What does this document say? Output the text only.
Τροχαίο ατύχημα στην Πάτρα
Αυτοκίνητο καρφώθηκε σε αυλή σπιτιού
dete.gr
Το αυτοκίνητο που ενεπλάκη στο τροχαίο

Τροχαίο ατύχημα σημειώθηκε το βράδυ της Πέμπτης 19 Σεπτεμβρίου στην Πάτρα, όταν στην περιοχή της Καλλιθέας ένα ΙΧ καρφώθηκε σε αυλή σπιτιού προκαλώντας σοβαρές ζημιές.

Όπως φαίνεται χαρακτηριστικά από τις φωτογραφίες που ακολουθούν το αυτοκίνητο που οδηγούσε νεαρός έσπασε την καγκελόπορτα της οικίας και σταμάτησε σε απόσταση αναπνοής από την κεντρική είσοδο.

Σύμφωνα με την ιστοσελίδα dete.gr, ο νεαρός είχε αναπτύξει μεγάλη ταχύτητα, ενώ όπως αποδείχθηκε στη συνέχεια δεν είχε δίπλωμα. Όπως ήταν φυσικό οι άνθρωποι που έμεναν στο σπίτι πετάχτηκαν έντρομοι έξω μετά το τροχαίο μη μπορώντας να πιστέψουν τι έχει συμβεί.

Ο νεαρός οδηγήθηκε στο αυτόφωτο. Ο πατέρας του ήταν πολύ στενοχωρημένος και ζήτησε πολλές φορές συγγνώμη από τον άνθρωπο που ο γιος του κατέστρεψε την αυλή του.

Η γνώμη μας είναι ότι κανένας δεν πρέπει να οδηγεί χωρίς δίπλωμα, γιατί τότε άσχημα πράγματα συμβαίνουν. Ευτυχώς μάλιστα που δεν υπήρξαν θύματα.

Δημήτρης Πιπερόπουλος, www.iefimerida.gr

━━━━━━━━

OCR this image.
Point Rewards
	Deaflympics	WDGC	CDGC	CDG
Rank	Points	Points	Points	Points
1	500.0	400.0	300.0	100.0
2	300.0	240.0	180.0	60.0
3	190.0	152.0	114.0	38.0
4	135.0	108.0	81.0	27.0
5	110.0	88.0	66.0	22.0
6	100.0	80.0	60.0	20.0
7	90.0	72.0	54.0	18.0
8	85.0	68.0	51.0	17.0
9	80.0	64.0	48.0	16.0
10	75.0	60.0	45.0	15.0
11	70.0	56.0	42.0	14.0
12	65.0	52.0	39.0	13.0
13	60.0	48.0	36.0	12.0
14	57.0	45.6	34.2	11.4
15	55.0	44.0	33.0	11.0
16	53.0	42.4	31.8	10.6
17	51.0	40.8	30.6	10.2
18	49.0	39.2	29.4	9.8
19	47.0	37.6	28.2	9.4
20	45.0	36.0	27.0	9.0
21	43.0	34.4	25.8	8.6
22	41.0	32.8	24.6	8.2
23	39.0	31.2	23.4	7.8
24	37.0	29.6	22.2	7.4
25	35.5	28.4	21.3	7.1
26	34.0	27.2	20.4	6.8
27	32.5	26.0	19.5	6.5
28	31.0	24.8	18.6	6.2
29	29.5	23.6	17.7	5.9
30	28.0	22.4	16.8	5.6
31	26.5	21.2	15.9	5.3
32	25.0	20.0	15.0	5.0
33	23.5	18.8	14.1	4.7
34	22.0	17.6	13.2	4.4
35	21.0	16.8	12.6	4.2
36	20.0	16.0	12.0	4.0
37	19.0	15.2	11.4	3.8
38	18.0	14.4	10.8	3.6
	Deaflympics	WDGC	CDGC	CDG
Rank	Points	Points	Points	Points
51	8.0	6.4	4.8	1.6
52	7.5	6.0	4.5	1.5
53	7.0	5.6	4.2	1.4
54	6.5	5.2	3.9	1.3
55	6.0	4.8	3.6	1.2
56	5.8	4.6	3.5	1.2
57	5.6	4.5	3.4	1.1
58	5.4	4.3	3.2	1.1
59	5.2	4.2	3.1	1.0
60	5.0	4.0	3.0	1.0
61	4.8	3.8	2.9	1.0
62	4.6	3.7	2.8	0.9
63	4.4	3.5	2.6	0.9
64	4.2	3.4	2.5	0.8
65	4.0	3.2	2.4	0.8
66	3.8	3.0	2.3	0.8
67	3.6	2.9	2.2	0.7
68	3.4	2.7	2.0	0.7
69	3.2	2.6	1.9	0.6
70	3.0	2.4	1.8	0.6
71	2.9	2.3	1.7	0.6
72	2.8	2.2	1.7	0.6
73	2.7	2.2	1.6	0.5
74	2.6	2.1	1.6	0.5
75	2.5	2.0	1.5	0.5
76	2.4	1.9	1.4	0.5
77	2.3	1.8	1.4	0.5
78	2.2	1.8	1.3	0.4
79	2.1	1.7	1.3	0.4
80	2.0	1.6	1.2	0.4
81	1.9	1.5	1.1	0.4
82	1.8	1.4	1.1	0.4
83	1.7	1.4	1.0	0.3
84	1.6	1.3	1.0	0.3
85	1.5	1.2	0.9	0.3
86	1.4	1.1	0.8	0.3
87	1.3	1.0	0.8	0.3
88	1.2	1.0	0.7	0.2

━━━━━━━━

*What the task requires*
Above are the records. Copy every line in them holding "καρφώθηκε".

*Exercise response*
Αυτοκίνητο καρφώθηκε σε αυλή σπιτιού
Τροχαίο ατύχημα σημειώθηκε το βράδυ της Πέμπτης 19 Σεπτεμβρίου στην Πάτρα, όταν στην περιοχή της Καλλιθέας ένα ΙΧ καρφώθηκε σε αυλή σπιτιού προκαλώντας σοβαρές ζημιές.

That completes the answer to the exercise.